## The request
An exact copy of every record is needed.

=== Dataset content ===

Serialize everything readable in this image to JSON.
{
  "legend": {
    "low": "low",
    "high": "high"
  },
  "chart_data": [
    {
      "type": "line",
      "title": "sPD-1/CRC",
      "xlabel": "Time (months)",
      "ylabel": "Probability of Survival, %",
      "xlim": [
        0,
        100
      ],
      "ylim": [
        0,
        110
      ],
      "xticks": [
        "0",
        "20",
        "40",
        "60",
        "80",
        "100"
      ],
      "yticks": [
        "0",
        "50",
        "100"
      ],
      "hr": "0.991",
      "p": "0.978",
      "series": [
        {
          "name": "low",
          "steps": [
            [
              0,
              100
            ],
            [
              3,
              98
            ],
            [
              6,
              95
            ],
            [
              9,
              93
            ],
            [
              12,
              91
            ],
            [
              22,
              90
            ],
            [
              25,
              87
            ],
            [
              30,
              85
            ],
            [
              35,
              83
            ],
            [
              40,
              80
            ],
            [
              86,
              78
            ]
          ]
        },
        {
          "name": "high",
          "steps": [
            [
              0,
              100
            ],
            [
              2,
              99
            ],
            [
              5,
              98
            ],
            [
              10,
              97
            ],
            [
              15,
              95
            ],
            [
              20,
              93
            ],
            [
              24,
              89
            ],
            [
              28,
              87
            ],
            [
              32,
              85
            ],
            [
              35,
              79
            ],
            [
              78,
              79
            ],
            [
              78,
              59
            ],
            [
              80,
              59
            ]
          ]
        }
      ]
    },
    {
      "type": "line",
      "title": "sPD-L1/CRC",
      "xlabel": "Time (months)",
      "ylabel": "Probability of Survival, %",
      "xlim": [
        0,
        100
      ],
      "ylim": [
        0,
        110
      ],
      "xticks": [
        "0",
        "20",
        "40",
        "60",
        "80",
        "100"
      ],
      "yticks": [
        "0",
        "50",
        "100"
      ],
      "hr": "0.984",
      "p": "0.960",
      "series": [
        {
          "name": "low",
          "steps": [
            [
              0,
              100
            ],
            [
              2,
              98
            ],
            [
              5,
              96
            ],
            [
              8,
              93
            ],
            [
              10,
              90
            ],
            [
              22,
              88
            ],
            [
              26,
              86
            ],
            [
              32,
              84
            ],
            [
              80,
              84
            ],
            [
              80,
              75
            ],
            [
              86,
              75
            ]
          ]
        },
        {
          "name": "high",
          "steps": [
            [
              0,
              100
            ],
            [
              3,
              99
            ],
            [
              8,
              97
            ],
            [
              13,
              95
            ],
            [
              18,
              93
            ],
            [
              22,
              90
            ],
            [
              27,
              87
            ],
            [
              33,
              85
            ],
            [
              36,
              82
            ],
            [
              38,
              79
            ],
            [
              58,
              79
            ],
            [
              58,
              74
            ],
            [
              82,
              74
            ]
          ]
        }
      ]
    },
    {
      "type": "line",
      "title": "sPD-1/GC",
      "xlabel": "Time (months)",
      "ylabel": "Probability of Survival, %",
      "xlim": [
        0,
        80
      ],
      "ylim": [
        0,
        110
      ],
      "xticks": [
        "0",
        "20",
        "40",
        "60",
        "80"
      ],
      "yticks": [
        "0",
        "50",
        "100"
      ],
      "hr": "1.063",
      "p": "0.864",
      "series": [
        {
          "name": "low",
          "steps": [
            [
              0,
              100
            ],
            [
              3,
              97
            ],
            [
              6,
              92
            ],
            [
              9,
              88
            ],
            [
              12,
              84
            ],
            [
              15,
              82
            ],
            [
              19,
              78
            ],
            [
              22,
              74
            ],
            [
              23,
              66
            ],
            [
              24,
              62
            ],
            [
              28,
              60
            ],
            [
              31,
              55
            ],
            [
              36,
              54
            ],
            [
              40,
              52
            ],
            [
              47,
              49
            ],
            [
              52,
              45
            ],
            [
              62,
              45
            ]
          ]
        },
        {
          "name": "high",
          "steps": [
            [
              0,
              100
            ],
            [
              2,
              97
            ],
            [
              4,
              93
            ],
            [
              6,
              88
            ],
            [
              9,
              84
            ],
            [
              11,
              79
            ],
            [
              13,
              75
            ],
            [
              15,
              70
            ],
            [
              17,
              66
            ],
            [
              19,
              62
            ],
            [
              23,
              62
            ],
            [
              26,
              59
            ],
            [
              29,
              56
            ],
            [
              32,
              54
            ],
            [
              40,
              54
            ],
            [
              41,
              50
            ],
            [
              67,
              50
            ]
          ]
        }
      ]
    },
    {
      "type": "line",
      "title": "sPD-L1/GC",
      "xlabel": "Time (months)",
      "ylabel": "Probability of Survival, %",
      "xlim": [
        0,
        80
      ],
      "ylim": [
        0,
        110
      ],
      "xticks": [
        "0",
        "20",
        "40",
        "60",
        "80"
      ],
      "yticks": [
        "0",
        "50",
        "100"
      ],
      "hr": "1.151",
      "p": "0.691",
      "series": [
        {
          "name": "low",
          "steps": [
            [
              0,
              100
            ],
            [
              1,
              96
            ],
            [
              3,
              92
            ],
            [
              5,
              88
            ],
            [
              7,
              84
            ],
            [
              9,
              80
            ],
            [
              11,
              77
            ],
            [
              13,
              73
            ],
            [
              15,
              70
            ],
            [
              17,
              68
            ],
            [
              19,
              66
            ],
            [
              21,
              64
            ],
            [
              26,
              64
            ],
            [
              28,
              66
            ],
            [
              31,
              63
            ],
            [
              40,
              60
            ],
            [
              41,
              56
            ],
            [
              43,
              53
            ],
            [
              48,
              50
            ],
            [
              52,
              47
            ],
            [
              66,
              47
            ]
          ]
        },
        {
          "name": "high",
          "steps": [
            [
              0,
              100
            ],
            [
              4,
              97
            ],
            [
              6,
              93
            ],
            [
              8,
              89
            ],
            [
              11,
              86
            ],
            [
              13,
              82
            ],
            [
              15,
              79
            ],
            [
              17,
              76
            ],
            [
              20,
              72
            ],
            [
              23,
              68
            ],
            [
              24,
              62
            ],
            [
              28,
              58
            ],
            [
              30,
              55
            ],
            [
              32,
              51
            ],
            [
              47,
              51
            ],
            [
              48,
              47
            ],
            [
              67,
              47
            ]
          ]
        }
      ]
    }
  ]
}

===

## Answer to the exercise
Serialize everything readable in this image to JSON.
{
  "legend": {
    "low": "low",
    "high": "high"
  },
  "chart_data": [
    {
      "type": "line",
      "title": "sPD-1/CRC",
      "xlabel": "Time (months)",
      "ylabel": "Probability of Survival, %",
      "xlim": [
        0,
        100
      ],
      "ylim": [
        0,
        110
      ],
      "xticks": [
        "0",
        "20",
        "40",
        "60",
        "80",
        "100"
      ],
      "yticks": [
        "0",
        "50",
        "100"
      ],
      "hr": "0.991",
      "p": "0.978",
      "series": [
        {
          "name": "low",
          "steps": [
            [
              0,
              100
            ],
            [
              3,
              98
            ],
            [
              6,
              95
            ],
            [
              9,
              93
            ],
            [
              12,
              91
            ],
            [
              22,
              90
            ],
            [
              25,
              87
            ],
            [
              30,
              85
            ],
            [
              35,
              83
            ],
            [
              40,
              80
            ],
            [
              86,
              78
            ]
          ]
        },
        {
          "name": "high",
          "steps": [
            [
              0,
              100
            ],
            [
              2,
              99
            ],
            [
              5,
              98
            ],
            [
              10,
              97
            ],
            [
              15,
              95
            ],
            [
              20,
              93
            ],
            [
              24,
              89
            ],
            [
              28,
              87
            ],
            [
              32,
              85
            ],
            [
              35,
              79
            ],
            [
              78,
              79
            ],
            [
              78,
              59
            ],
            [
              80,
              59
            ]
          ]
        }
      ]
    },
    {
      "type": "line",
      "title": "sPD-L1/CRC",
      "xlabel": "Time (months)",
      "ylabel": "Probability of Survival, %",
      "xlim": [
        0,
        100
      ],
      "ylim": [
        0,
        110
      ],
      "xticks": [
        "0",
        "20",
        "40",
        "60",
        "80",
        "100"
      ],
      "yticks": [
        "0",
        "50",
        "100"
      ],
      "hr": "0.984",
      "p": "0.960",
      "series": [
        {
          "name": "low",
          "steps": [
            [
              0,
              100
            ],
            [
              2,
              98
            ],
            [
              5,
              96
            ],
            [
              8,
              93
            ],
            [
              10,
              90
            ],
            [
              22,
              88
            ],
            [
              26,
              86
            ],
            [
              32,
              84
            ],
            [
              80,
              84
            ],
            [
              80,
              75
            ],
            [
              86,
              75
            ]
          ]
        },
        {
          "name": "high",
          "steps": [
            [
              0,
              100
            ],
            [
              3,
              99
            ],
            [
              8,
              97
            ],
            [
              13,
              95
            ],
            [
              18,
              93
            ],
            [
              22,
              90
            ],
            [
              27,
              87
            ],
            [
              33,
              85
            ],
            [
              36,
              82
            ],
            [
              38,
              79
            ],
            [
              58,
              79
            ],
            [
              58,
              74
            ],
            [
              82,
              74
            ]
          ]
        }
      ]
    },
    {
      "type": "line",
      "title": "sPD-1/GC",
      "xlabel": "Time (months)",
      "ylabel": "Probability of Survival, %",
      "xlim": [
        0,
        80
      ],
      "ylim": [
        0,
        110
      ],
      "xticks": [
        "0",
        "20",
        "40",
        "60",
        "80"
      ],
      "yticks": [
        "0",
        "50",
        "100"
      ],
      "hr": "1.063",
      "p": "0.864",
      "series": [
        {
          "name": "low",
          "steps": [
            [
              0,
              100
            ],
            [
              3,
              97
            ],
            [
              6,
              92
            ],
            [
              9,
              88
            ],
            [
              12,
              84
            ],
            [
              15,
              82
            ],
            [
              19,
              78
            ],
            [
              22,
              74
            ],
            [
              23,
              66
            ],
            [
              24,
              62
            ],
            [
              28,
              60
            ],
            [
              31,
              55
            ],
            [
              36,
              54
            ],
            [
              40,
              52
            ],
            [
              47,
              49
            ],
            [
              52,
              45
            ],
            [
              62,
              45
            ]
          ]
        },
        {
          "name": "high",
          "steps": [
            [
              0,
              100
            ],
            [
              2,
              97
            ],
            [
              4,
              93
            ],
            [
              6,
              88
            ],
            [
              9,
              84
            ],
            [
              11,
              79
            ],
            [
              13,
              75
            ],
            [
              15,
              70
            ],
            [
              17,
              66
            ],
            [
              19,
              62
            ],
            [
              23,
              62
            ],
            [
              26,
              59
            ],
            [
              29,
              56
            ],
            [
              32,
              54
            ],
            [
              40,
              54
            ],
            [
              41,
              50
            ],
            [
              67,
              50
            ]
          ]
        }
      ]
    },
    {
      "type": "line",
      "title": "sPD-L1/GC",
      "xlabel": "Time (months)",
      "ylabel": "Probability of Survival, %",
      "xlim": [
        0,
        80
      ],
      "ylim": [
        0,
        110
      ],
      "xticks": [
        "0",
        "20",
        "40",
        "60",
        "80"
      ],
      "yticks": [
        "0",
        "50",
        "100"
      ],
      "hr": "1.151",
      "p": "0.691",
      "series": [
        {
          "name": "low",
          "steps": [
            [
              0,
              100
            ],
            [
              1,
              96
            ],
            [
              3,
              92
            ],
            [
              5,
              88
            ],
            [
              7,
              84
            ],
            [
              9,
              80
            ],
            [
              11,
              77
            ],
            [
              13,
              73
            ],
            [
              15,
              70
            ],
            [
              17,
              68
            ],
            [
              19,
              66
            ],
            [
              21,
              64
            ],
            [
              26,
              64
            ],
            [
              28,
              66
            ],
            [
              31,
              63
            ],
            [
              40,
              60
            ],
            [
              41,
              56
            ],
            [
              43,
              53
            ],
            [
              48,
              50
            ],
            [
              52,
              47
            ],
            [
              66,
              47
            ]
          ]
        },
        {
          "name": "high",
          "steps": [
            [
              0,
              100
            ],
            [
              4,
              97
            ],
            [
              6,
              93
            ],
            [
              8,
              89
            ],
            [
              11,
              86
            ],
            [
              13,
              82
            ],
            [
              15,
              79
            ],
            [
              17,
              76
            ],
            [
              20,
              72
            ],
            [
              23,
              68
            ],
            [
              24,
              62
            ],
            [
              28,
              58
            ],
            [
              30,
              55
            ],
            [
              32,
              51
            ],
            [
              47,
              51
            ],
            [
              48,
              47
            ],
            [
              67,
              47
            ]
          ]
        }
      ]
    }
  ]
}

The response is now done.